> Data items
--- begin ---

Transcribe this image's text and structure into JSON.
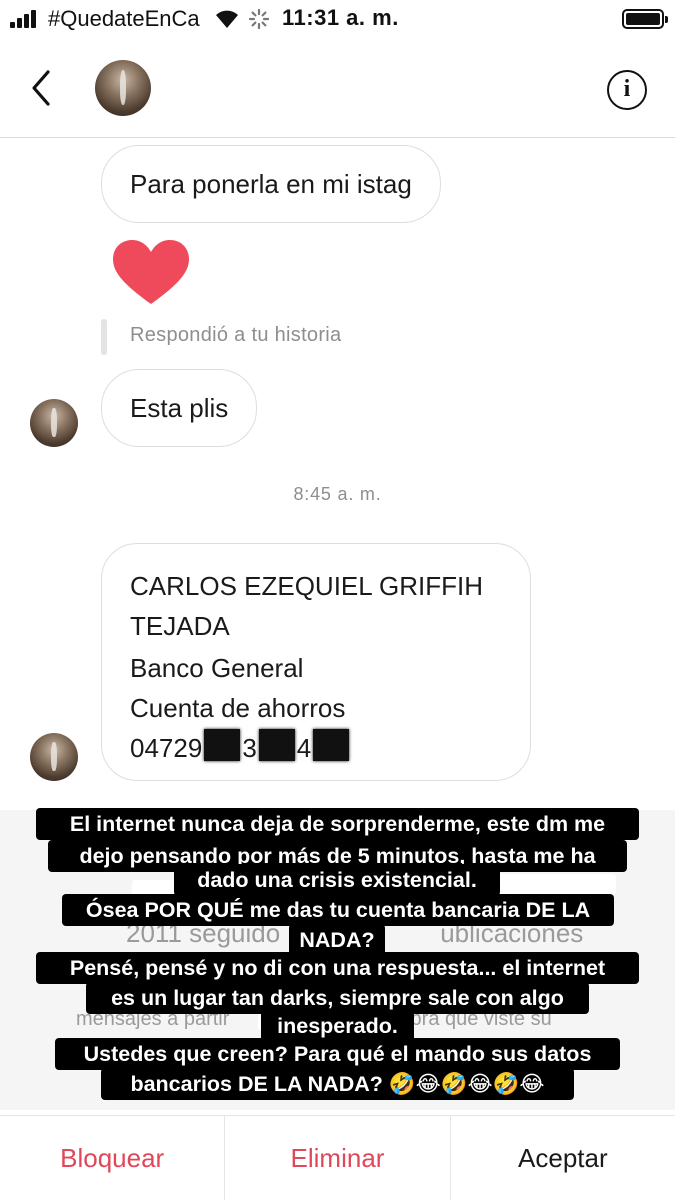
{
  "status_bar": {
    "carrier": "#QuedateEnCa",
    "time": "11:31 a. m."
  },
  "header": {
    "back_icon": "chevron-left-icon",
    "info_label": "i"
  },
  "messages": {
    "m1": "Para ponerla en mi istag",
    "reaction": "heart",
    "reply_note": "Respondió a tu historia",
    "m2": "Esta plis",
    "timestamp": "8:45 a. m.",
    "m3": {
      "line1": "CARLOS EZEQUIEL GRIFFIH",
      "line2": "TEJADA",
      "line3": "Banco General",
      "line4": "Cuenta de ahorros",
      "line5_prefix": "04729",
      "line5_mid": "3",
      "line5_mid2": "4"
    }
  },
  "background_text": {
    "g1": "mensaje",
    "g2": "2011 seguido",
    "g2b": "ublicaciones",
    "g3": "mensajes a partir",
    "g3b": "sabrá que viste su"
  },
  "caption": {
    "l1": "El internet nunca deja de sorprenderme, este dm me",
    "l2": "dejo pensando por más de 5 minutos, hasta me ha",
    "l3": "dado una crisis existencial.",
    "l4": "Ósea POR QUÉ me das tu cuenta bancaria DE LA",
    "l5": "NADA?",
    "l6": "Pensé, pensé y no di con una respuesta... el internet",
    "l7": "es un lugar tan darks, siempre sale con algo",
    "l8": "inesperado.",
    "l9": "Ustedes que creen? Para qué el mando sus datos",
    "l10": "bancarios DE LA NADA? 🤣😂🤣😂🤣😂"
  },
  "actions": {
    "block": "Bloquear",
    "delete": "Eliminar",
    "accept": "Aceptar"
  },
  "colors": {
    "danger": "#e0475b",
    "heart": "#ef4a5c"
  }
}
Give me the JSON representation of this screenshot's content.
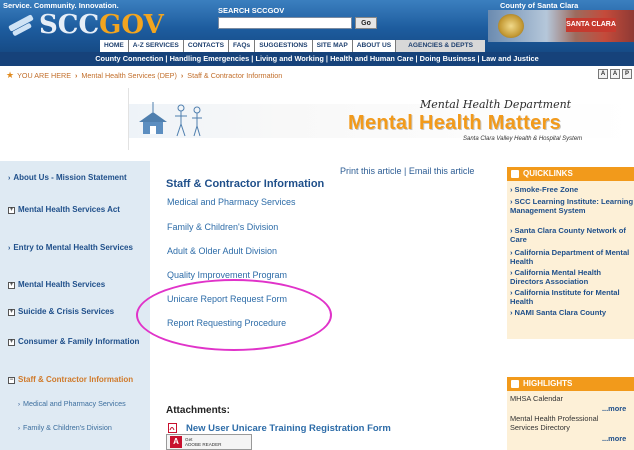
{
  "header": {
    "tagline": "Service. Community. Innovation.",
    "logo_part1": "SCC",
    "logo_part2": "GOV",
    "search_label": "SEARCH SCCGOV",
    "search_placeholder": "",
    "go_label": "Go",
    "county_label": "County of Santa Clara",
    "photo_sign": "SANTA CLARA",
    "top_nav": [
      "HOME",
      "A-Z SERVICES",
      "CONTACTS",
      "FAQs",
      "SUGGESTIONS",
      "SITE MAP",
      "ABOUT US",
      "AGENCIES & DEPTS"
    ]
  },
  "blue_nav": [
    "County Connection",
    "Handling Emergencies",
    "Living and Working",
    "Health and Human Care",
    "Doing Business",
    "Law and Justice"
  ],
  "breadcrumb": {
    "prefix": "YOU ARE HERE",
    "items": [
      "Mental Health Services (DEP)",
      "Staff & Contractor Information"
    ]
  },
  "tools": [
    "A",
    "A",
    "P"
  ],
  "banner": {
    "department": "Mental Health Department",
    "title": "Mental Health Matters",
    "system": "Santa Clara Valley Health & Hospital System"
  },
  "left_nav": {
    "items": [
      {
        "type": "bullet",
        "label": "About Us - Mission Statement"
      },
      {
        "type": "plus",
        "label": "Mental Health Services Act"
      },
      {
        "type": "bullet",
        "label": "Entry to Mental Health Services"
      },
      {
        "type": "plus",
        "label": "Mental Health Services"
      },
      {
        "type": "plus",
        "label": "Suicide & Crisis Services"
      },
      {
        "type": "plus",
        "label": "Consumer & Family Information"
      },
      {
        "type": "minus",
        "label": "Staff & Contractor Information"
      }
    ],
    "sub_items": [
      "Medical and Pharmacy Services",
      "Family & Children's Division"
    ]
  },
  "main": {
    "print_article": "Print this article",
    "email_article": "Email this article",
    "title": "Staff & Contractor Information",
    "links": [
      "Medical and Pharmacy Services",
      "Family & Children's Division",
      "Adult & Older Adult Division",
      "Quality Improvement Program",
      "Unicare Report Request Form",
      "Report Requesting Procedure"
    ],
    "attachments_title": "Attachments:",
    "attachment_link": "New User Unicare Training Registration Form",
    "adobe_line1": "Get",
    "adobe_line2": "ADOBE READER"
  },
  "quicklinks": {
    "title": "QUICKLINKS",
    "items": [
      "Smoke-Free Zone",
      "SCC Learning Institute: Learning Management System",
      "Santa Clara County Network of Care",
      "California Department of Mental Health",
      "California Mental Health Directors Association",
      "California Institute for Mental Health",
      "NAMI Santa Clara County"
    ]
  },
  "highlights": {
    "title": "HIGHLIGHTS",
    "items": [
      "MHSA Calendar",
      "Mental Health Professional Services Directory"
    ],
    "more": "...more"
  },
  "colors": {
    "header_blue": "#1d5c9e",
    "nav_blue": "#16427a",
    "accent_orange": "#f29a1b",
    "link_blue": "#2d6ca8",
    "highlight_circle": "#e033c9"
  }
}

--- end ---

> AIM OF THE EXERCISE
Give the count of lines in the records that contain "Unicare", and no other text.

> WRITTEN RESPONSE
2